### [To be done]
Each line of the listing must be transcribed exactly, except for the images, which should be excluded.

Dataset records on visual material
-----

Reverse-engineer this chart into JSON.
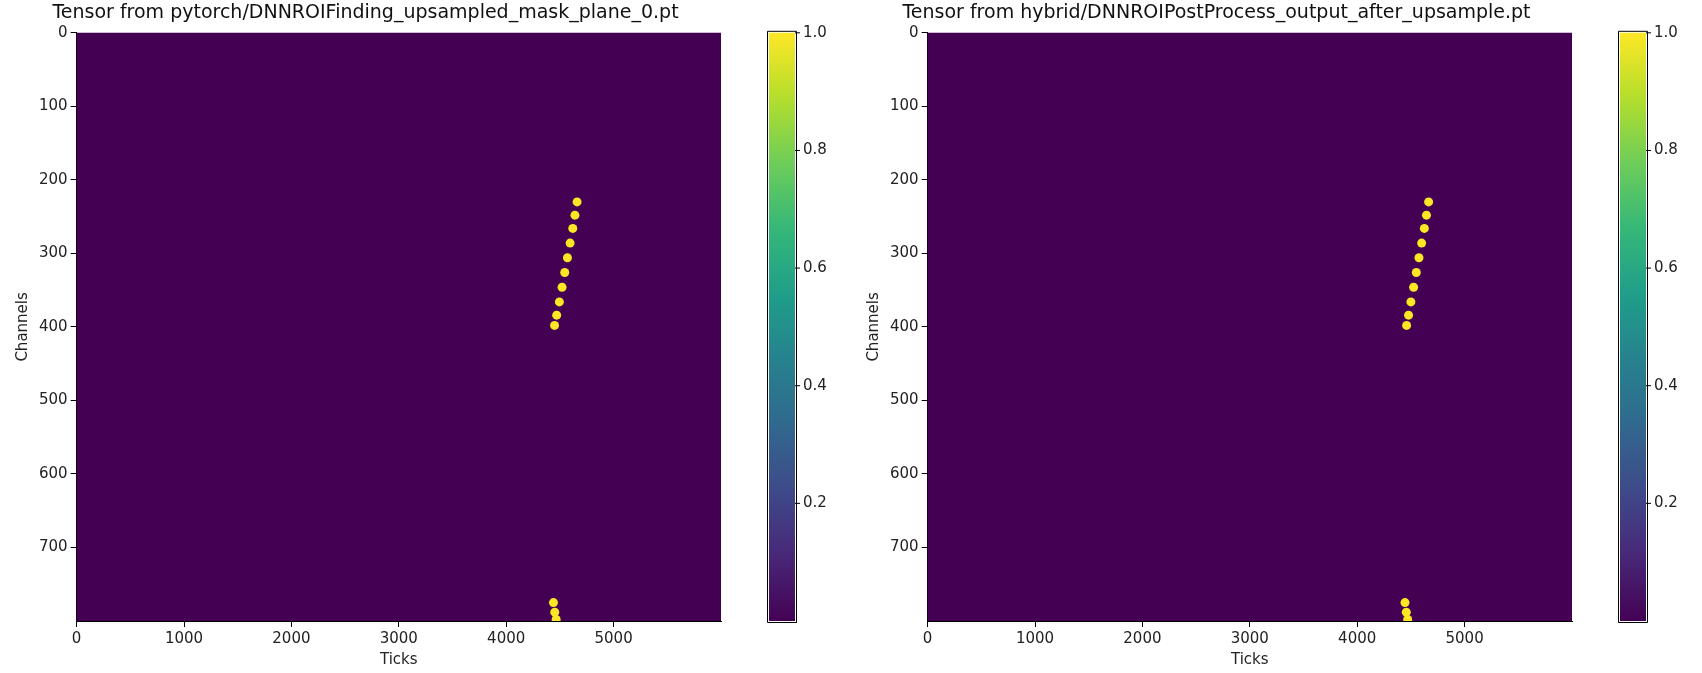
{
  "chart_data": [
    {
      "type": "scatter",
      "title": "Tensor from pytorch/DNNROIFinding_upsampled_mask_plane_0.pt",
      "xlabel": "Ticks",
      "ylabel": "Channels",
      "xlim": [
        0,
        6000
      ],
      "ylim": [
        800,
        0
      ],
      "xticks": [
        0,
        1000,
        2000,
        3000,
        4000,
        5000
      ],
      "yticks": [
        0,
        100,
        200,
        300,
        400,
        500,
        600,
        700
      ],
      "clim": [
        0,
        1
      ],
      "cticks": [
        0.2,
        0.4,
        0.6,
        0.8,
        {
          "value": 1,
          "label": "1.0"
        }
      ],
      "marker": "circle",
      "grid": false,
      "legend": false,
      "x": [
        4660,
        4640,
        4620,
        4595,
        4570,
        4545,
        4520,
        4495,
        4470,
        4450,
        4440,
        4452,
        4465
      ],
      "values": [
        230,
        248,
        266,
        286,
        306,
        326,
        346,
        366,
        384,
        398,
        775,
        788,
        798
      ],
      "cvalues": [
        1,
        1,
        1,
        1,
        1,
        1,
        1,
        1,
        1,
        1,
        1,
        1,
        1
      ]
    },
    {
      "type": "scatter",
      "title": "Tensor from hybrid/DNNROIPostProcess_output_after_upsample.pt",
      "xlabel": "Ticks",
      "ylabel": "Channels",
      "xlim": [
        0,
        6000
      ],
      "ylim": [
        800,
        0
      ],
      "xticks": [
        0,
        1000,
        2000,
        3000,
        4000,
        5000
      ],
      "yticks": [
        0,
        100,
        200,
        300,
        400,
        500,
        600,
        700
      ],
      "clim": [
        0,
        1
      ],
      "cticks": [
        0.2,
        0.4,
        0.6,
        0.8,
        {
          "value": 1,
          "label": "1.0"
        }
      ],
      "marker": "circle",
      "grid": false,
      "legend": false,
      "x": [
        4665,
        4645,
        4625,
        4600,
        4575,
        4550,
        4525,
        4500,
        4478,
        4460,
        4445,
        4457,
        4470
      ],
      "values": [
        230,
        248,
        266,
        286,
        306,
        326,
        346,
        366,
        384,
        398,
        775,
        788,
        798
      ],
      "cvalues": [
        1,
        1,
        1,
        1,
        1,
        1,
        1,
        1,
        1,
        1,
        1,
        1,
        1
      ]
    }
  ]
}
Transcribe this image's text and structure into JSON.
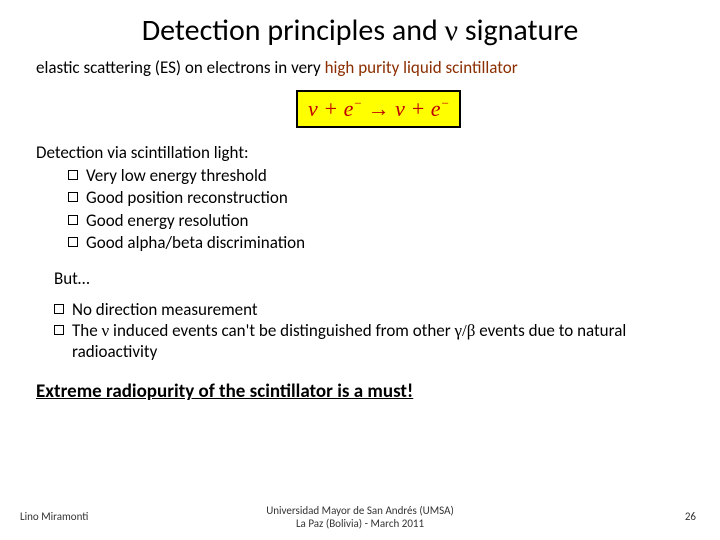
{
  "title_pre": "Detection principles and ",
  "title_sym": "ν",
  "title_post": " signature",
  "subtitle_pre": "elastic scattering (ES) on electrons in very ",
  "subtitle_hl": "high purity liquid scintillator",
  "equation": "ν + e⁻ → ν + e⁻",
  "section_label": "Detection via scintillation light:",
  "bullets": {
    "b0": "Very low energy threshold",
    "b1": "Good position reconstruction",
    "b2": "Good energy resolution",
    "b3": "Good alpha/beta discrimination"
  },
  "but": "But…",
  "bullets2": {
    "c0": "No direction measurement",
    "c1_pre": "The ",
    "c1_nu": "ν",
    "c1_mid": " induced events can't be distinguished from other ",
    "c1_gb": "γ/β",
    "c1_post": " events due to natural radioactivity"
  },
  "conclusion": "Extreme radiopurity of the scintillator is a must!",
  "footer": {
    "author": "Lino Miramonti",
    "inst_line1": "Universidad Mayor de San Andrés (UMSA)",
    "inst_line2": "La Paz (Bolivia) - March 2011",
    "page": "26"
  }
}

-----

### [Solution]
Reverse-engineer this chart into JSON.
{
  "chart_data": [
    {
      "type": "scatter",
      "title": "Tensor from pytorch/DNNROIFinding_upsampled_mask_plane_0.pt",
      "xlabel": "Ticks",
      "ylabel": "Channels",
      "xlim": [
        0,
        6000
      ],
      "ylim": [
        800,
        0
      ],
      "xticks": [
        0,
        1000,
        2000,
        3000,
        4000,
        5000
      ],
      "yticks": [
        0,
        100,
        200,
        300,
        400,
        500,
        600,
        700
      ],
      "clim": [
        0,
        1
      ],
      "cticks": [
        0.2,
        0.4,
        0.6,
        0.8,
        {
          "value": 1,
          "label": "1.0"
        }
      ],
      "marker": "circle",
      "grid": false,
      "legend": false,
      "x": [
        4660,
        4640,
        4620,
        4595,
        4570,
        4545,
        4520,
        4495,
        4470,
        4450,
        4440,
        4452,
        4465
      ],
      "values": [
        230,
        248,
        266,
        286,
        306,
        326,
        346,
        366,
        384,
        398,
        775,
        788,
        798
      ],
      "cvalues": [
        1,
        1,
        1,
        1,
        1,
        1,
        1,
        1,
        1,
        1,
        1,
        1,
        1
      ]
    },
    {
      "type": "scatter",
      "title": "Tensor from hybrid/DNNROIPostProcess_output_after_upsample.pt",
      "xlabel": "Ticks",
      "ylabel": "Channels",
      "xlim": [
        0,
        6000
      ],
      "ylim": [
        800,
        0
      ],
      "xticks": [
        0,
        1000,
        2000,
        3000,
        4000,
        5000
      ],
      "yticks": [
        0,
        100,
        200,
        300,
        400,
        500,
        600,
        700
      ],
      "clim": [
        0,
        1
      ],
      "cticks": [
        0.2,
        0.4,
        0.6,
        0.8,
        {
          "value": 1,
          "label": "1.0"
        }
      ],
      "marker": "circle",
      "grid": false,
      "legend": false,
      "x": [
        4665,
        4645,
        4625,
        4600,
        4575,
        4550,
        4525,
        4500,
        4478,
        4460,
        4445,
        4457,
        4470
      ],
      "values": [
        230,
        248,
        266,
        286,
        306,
        326,
        346,
        366,
        384,
        398,
        775,
        788,
        798
      ],
      "cvalues": [
        1,
        1,
        1,
        1,
        1,
        1,
        1,
        1,
        1,
        1,
        1,
        1,
        1
      ]
    }
  ]
}
Transcribe this image's text and structure into JSON.
{
  "title_pre": "Detection principles and ",
  "title_sym": "ν",
  "title_post": " signature",
  "subtitle_pre": "elastic scattering (ES) on electrons in very ",
  "subtitle_hl": "high purity liquid scintillator",
  "equation": "ν + e⁻ → ν + e⁻",
  "section_label": "Detection via scintillation light:",
  "bullets": {
    "b0": "Very low energy threshold",
    "b1": "Good position reconstruction",
    "b2": "Good energy resolution",
    "b3": "Good alpha/beta discrimination"
  },
  "but": "But…",
  "bullets2": {
    "c0": "No direction measurement",
    "c1_pre": "The ",
    "c1_nu": "ν",
    "c1_mid": " induced events can't be distinguished from other ",
    "c1_gb": "γ/β",
    "c1_post": " events due to natural radioactivity"
  },
  "conclusion": "Extreme radiopurity of the scintillator is a must!",
  "footer": {
    "author": "Lino Miramonti",
    "inst_line1": "Universidad Mayor de San Andrés (UMSA)",
    "inst_line2": "La Paz (Bolivia) - March 2011",
    "page": "26"
  }
}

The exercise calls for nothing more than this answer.